## AIM OF THE EXERCISE
Retype all of the data exactly as given.

## GIVEN ENTRIES
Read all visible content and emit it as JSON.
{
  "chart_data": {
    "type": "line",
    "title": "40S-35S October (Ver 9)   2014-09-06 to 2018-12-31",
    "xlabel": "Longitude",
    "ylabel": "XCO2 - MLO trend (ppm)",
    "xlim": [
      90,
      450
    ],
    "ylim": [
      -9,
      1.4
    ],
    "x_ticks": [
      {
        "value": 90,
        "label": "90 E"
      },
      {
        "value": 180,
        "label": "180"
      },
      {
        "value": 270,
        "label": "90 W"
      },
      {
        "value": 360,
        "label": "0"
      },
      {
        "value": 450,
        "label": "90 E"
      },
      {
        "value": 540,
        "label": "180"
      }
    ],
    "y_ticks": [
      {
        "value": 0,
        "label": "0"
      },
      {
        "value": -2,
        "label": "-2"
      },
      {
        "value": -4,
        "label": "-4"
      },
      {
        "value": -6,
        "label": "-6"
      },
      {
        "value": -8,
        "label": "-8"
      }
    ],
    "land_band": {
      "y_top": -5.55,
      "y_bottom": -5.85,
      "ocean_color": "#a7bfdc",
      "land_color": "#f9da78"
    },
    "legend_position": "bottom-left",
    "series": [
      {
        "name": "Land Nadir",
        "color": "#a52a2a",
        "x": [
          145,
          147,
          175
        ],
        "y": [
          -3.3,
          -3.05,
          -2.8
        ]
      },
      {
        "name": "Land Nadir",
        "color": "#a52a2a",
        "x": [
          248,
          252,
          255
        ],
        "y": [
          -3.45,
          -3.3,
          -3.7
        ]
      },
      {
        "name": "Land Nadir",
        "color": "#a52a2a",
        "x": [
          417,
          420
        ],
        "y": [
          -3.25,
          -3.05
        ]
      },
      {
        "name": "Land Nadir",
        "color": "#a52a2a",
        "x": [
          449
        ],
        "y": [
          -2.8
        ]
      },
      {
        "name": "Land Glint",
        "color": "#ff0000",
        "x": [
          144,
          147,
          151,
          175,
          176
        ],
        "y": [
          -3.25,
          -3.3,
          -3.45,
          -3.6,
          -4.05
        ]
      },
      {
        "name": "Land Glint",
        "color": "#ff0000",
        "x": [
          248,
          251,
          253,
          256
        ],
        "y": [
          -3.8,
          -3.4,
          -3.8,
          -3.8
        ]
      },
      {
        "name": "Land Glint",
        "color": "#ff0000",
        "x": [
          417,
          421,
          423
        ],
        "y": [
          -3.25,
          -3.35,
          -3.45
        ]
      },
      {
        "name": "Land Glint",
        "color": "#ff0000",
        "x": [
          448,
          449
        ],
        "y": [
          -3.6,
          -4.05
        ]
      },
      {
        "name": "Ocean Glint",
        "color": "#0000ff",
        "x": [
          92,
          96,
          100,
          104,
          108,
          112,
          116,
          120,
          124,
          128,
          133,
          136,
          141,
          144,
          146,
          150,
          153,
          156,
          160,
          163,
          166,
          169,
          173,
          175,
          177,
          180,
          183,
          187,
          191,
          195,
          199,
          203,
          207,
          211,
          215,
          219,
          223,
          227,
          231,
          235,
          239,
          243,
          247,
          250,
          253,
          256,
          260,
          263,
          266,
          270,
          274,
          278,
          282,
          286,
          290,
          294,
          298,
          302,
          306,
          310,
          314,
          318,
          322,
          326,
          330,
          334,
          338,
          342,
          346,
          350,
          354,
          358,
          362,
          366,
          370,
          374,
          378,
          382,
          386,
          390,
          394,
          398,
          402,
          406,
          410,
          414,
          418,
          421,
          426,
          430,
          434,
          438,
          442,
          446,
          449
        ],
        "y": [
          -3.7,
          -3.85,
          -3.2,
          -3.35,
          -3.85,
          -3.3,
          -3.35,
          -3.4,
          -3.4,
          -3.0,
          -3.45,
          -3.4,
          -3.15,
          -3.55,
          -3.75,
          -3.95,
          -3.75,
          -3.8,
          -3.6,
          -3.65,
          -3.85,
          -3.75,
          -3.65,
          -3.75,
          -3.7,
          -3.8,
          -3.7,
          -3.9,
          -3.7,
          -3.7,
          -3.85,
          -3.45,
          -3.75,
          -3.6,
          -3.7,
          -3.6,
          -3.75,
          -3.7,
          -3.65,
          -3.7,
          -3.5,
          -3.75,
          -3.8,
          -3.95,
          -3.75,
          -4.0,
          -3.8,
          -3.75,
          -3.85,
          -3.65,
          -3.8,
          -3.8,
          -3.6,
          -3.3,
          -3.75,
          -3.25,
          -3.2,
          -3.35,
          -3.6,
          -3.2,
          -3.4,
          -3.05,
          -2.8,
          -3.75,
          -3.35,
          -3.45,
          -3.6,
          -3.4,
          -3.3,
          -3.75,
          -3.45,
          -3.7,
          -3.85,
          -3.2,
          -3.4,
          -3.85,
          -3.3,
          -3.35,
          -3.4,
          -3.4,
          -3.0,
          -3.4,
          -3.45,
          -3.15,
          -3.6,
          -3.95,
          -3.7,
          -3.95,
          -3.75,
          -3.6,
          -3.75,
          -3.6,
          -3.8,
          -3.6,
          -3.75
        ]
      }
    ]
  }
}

## RESULT OF THIS TASK
Read all visible content and emit it as JSON.
{
  "chart_data": {
    "type": "line",
    "title": "40S-35S October (Ver 9)   2014-09-06 to 2018-12-31",
    "xlabel": "Longitude",
    "ylabel": "XCO2 - MLO trend (ppm)",
    "xlim": [
      90,
      450
    ],
    "ylim": [
      -9,
      1.4
    ],
    "x_ticks": [
      {
        "value": 90,
        "label": "90 E"
      },
      {
        "value": 180,
        "label": "180"
      },
      {
        "value": 270,
        "label": "90 W"
      },
      {
        "value": 360,
        "label": "0"
      },
      {
        "value": 450,
        "label": "90 E"
      },
      {
        "value": 540,
        "label": "180"
      }
    ],
    "y_ticks": [
      {
        "value": 0,
        "label": "0"
      },
      {
        "value": -2,
        "label": "-2"
      },
      {
        "value": -4,
        "label": "-4"
      },
      {
        "value": -6,
        "label": "-6"
      },
      {
        "value": -8,
        "label": "-8"
      }
    ],
    "land_band": {
      "y_top": -5.55,
      "y_bottom": -5.85,
      "ocean_color": "#a7bfdc",
      "land_color": "#f9da78"
    },
    "legend_position": "bottom-left",
    "series": [
      {
        "name": "Land Nadir",
        "color": "#a52a2a",
        "x": [
          145,
          147,
          175
        ],
        "y": [
          -3.3,
          -3.05,
          -2.8
        ]
      },
      {
        "name": "Land Nadir",
        "color": "#a52a2a",
        "x": [
          248,
          252,
          255
        ],
        "y": [
          -3.45,
          -3.3,
          -3.7
        ]
      },
      {
        "name": "Land Nadir",
        "color": "#a52a2a",
        "x": [
          417,
          420
        ],
        "y": [
          -3.25,
          -3.05
        ]
      },
      {
        "name": "Land Nadir",
        "color": "#a52a2a",
        "x": [
          449
        ],
        "y": [
          -2.8
        ]
      },
      {
        "name": "Land Glint",
        "color": "#ff0000",
        "x": [
          144,
          147,
          151,
          175,
          176
        ],
        "y": [
          -3.25,
          -3.3,
          -3.45,
          -3.6,
          -4.05
        ]
      },
      {
        "name": "Land Glint",
        "color": "#ff0000",
        "x": [
          248,
          251,
          253,
          256
        ],
        "y": [
          -3.8,
          -3.4,
          -3.8,
          -3.8
        ]
      },
      {
        "name": "Land Glint",
        "color": "#ff0000",
        "x": [
          417,
          421,
          423
        ],
        "y": [
          -3.25,
          -3.35,
          -3.45
        ]
      },
      {
        "name": "Land Glint",
        "color": "#ff0000",
        "x": [
          448,
          449
        ],
        "y": [
          -3.6,
          -4.05
        ]
      },
      {
        "name": "Ocean Glint",
        "color": "#0000ff",
        "x": [
          92,
          96,
          100,
          104,
          108,
          112,
          116,
          120,
          124,
          128,
          133,
          136,
          141,
          144,
          146,
          150,
          153,
          156,
          160,
          163,
          166,
          169,
          173,
          175,
          177,
          180,
          183,
          187,
          191,
          195,
          199,
          203,
          207,
          211,
          215,
          219,
          223,
          227,
          231,
          235,
          239,
          243,
          247,
          250,
          253,
          256,
          260,
          263,
          266,
          270,
          274,
          278,
          282,
          286,
          290,
          294,
          298,
          302,
          306,
          310,
          314,
          318,
          322,
          326,
          330,
          334,
          338,
          342,
          346,
          350,
          354,
          358,
          362,
          366,
          370,
          374,
          378,
          382,
          386,
          390,
          394,
          398,
          402,
          406,
          410,
          414,
          418,
          421,
          426,
          430,
          434,
          438,
          442,
          446,
          449
        ],
        "y": [
          -3.7,
          -3.85,
          -3.2,
          -3.35,
          -3.85,
          -3.3,
          -3.35,
          -3.4,
          -3.4,
          -3.0,
          -3.45,
          -3.4,
          -3.15,
          -3.55,
          -3.75,
          -3.95,
          -3.75,
          -3.8,
          -3.6,
          -3.65,
          -3.85,
          -3.75,
          -3.65,
          -3.75,
          -3.7,
          -3.8,
          -3.7,
          -3.9,
          -3.7,
          -3.7,
          -3.85,
          -3.45,
          -3.75,
          -3.6,
          -3.7,
          -3.6,
          -3.75,
          -3.7,
          -3.65,
          -3.7,
          -3.5,
          -3.75,
          -3.8,
          -3.95,
          -3.75,
          -4.0,
          -3.8,
          -3.75,
          -3.85,
          -3.65,
          -3.8,
          -3.8,
          -3.6,
          -3.3,
          -3.75,
          -3.25,
          -3.2,
          -3.35,
          -3.6,
          -3.2,
          -3.4,
          -3.05,
          -2.8,
          -3.75,
          -3.35,
          -3.45,
          -3.6,
          -3.4,
          -3.3,
          -3.75,
          -3.45,
          -3.7,
          -3.85,
          -3.2,
          -3.4,
          -3.85,
          -3.3,
          -3.35,
          -3.4,
          -3.4,
          -3.0,
          -3.4,
          -3.45,
          -3.15,
          -3.6,
          -3.95,
          -3.7,
          -3.95,
          -3.75,
          -3.6,
          -3.75,
          -3.6,
          -3.8,
          -3.6,
          -3.75
        ]
      }
    ]
  }
}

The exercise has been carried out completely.